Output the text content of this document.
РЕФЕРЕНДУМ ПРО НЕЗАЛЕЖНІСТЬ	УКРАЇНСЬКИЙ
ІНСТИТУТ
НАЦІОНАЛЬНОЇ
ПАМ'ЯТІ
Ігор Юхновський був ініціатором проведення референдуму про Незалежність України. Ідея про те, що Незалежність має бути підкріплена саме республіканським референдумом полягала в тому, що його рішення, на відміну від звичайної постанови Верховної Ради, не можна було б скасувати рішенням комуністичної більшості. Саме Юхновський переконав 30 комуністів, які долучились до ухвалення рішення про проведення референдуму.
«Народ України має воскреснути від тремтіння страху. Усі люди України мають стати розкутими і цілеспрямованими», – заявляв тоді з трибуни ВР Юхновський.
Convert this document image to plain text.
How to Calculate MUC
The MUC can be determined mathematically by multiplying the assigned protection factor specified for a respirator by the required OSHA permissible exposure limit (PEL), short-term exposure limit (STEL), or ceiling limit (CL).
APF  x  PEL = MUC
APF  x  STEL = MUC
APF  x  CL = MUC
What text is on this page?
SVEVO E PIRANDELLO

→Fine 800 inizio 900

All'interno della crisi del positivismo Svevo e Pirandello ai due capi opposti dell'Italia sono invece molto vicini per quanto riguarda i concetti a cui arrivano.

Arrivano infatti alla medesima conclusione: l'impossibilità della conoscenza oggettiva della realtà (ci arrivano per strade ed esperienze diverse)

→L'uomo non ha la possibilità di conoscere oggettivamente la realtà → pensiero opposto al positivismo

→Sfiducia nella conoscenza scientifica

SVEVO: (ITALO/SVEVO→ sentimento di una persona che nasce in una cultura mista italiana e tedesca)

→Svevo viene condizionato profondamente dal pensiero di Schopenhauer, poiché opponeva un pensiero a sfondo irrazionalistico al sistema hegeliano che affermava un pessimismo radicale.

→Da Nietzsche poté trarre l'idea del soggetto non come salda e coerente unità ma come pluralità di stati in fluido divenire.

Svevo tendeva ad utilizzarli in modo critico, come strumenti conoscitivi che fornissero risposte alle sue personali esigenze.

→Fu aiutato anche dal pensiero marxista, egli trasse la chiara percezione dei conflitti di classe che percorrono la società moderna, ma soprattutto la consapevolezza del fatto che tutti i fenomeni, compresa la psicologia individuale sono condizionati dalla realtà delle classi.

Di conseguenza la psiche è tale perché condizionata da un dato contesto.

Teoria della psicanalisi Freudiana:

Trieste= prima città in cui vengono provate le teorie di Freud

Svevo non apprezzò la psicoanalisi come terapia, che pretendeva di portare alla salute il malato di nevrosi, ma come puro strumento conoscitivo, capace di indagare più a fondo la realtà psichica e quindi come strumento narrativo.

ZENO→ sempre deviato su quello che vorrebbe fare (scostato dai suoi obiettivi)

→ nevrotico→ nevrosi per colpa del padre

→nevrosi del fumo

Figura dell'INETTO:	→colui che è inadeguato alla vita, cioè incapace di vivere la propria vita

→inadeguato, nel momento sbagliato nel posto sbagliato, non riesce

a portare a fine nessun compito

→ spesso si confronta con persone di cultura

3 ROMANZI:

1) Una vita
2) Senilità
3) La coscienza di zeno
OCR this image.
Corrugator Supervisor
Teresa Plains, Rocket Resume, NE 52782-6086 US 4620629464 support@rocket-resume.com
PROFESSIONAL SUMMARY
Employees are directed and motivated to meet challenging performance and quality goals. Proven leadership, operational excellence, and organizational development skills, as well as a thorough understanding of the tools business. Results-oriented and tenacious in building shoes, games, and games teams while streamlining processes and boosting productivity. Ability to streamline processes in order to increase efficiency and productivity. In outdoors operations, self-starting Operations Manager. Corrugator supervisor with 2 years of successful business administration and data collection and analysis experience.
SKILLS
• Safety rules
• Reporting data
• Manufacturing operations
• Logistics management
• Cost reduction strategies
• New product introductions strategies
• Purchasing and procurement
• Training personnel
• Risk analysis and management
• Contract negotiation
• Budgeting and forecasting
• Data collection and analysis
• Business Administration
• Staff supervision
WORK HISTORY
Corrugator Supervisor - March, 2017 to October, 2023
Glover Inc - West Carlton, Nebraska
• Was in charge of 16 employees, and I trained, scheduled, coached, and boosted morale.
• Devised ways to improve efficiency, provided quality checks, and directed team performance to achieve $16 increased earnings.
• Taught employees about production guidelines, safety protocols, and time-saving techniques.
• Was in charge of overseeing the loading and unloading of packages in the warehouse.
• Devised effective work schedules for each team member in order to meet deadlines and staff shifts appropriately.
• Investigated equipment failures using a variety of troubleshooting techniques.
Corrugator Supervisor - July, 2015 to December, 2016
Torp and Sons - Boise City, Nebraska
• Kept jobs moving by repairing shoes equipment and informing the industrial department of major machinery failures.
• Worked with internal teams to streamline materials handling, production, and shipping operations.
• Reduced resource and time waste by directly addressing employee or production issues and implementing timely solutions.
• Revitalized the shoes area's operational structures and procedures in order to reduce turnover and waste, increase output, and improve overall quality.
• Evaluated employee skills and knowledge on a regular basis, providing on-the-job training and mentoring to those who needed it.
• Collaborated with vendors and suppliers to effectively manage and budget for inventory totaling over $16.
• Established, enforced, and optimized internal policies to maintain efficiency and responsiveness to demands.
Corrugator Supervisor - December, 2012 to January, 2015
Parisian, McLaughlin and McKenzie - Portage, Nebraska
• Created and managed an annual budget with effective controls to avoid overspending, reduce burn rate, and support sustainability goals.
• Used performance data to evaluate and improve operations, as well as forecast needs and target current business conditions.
■ ■ ■ ■
-- Exercise description --
What do the records say? Quote them all exactly.

-- Result --
Output the text content of this document.
РЕФЕРЕНДУМ ПРО НЕЗАЛЕЖНІСТЬ	УКРАЇНСЬКИЙ
ІНСТИТУТ
НАЦІОНАЛЬНОЇ
ПАМ'ЯТІ
Ігор Юхновський був ініціатором проведення референдуму про Незалежність України. Ідея про те, що Незалежність має бути підкріплена саме республіканським референдумом полягала в тому, що його рішення, на відміну від звичайної постанови Верховної Ради, не можна було б скасувати рішенням комуністичної більшості. Саме Юхновський переконав 30 комуністів, які долучились до ухвалення рішення про проведення референдуму.
«Народ України має воскреснути від тремтіння страху. Усі люди України мають стати розкутими і цілеспрямованими», – заявляв тоді з трибуни ВР Юхновський.
Convert this document image to plain text.
How to Calculate MUC
The MUC can be determined mathematically by multiplying the assigned protection factor specified for a respirator by the required OSHA permissible exposure limit (PEL), short-term exposure limit (STEL), or ceiling limit (CL).
APF  x  PEL = MUC
APF  x  STEL = MUC
APF  x  CL = MUC
What text is on this page?
SVEVO E PIRANDELLO

→Fine 800 inizio 900

All'interno della crisi del positivismo Svevo e Pirandello ai due capi opposti dell'Italia sono invece molto vicini per quanto riguarda i concetti a cui arrivano.

Arrivano infatti alla medesima conclusione: l'impossibilità della conoscenza oggettiva della realtà (ci arrivano per strade ed esperienze diverse)

→L'uomo non ha la possibilità di conoscere oggettivamente la realtà → pensiero opposto al positivismo

→Sfiducia nella conoscenza scientifica

SVEVO: (ITALO/SVEVO→ sentimento di una persona che nasce in una cultura mista italiana e tedesca)

→Svevo viene condizionato profondamente dal pensiero di Schopenhauer, poiché opponeva un pensiero a sfondo irrazionalistico al sistema hegeliano che affermava un pessimismo radicale.

→Da Nietzsche poté trarre l'idea del soggetto non come salda e coerente unità ma come pluralità di stati in fluido divenire.

Svevo tendeva ad utilizzarli in modo critico, come strumenti conoscitivi che fornissero risposte alle sue personali esigenze.

→Fu aiutato anche dal pensiero marxista, egli trasse la chiara percezione dei conflitti di classe che percorrono la società moderna, ma soprattutto la consapevolezza del fatto che tutti i fenomeni, compresa la psicologia individuale sono condizionati dalla realtà delle classi.

Di conseguenza la psiche è tale perché condizionata da un dato contesto.

Teoria della psicanalisi Freudiana:

Trieste= prima città in cui vengono provate le teorie di Freud

Svevo non apprezzò la psicoanalisi come terapia, che pretendeva di portare alla salute il malato di nevrosi, ma come puro strumento conoscitivo, capace di indagare più a fondo la realtà psichica e quindi come strumento narrativo.

ZENO→ sempre deviato su quello che vorrebbe fare (scostato dai suoi obiettivi)

→ nevrotico→ nevrosi per colpa del padre

→nevrosi del fumo

Figura dell'INETTO:	→colui che è inadeguato alla vita, cioè incapace di vivere la propria vita

→inadeguato, nel momento sbagliato nel posto sbagliato, non riesce

a portare a fine nessun compito

→ spesso si confronta con persone di cultura

3 ROMANZI:

1) Una vita
2) Senilità
3) La coscienza di zeno
OCR this image.
Corrugator Supervisor
Teresa Plains, Rocket Resume, NE 52782-6086 US 4620629464 support@rocket-resume.com
PROFESSIONAL SUMMARY
Employees are directed and motivated to meet challenging performance and quality goals. Proven leadership, operational excellence, and organizational development skills, as well as a thorough understanding of the tools business. Results-oriented and tenacious in building shoes, games, and games teams while streamlining processes and boosting productivity. Ability to streamline processes in order to increase efficiency and productivity. In outdoors operations, self-starting Operations Manager. Corrugator supervisor with 2 years of successful business administration and data collection and analysis experience.
SKILLS
• Safety rules
• Reporting data
• Manufacturing operations
• Logistics management
• Cost reduction strategies
• New product introductions strategies
• Purchasing and procurement
• Training personnel
• Risk analysis and management
• Contract negotiation
• Budgeting and forecasting
• Data collection and analysis
• Business Administration
• Staff supervision
WORK HISTORY
Corrugator Supervisor - March, 2017 to October, 2023
Glover Inc - West Carlton, Nebraska
• Was in charge of 16 employees, and I trained, scheduled, coached, and boosted morale.
• Devised ways to improve efficiency, provided quality checks, and directed team performance to achieve $16 increased earnings.
• Taught employees about production guidelines, safety protocols, and time-saving techniques.
• Was in charge of overseeing the loading and unloading of packages in the warehouse.
• Devised effective work schedules for each team member in order to meet deadlines and staff shifts appropriately.
• Investigated equipment failures using a variety of troubleshooting techniques.
Corrugator Supervisor - July, 2015 to December, 2016
Torp and Sons - Boise City, Nebraska
• Kept jobs moving by repairing shoes equipment and informing the industrial department of major machinery failures.
• Worked with internal teams to streamline materials handling, production, and shipping operations.
• Reduced resource and time waste by directly addressing employee or production issues and implementing timely solutions.
• Revitalized the shoes area's operational structures and procedures in order to reduce turnover and waste, increase output, and improve overall quality.
• Evaluated employee skills and knowledge on a regular basis, providing on-the-job training and mentoring to those who needed it.
• Collaborated with vendors and suppliers to effectively manage and budget for inventory totaling over $16.
• Established, enforced, and optimized internal policies to maintain efficiency and responsiveness to demands.
Corrugator Supervisor - December, 2012 to January, 2015
Parisian, McLaughlin and McKenzie - Portage, Nebraska
• Created and managed an annual budget with effective controls to avoid overspending, reduce burn rate, and support sustainability goals.
• Used performance data to evaluate and improve operations, as well as forecast needs and target current business conditions.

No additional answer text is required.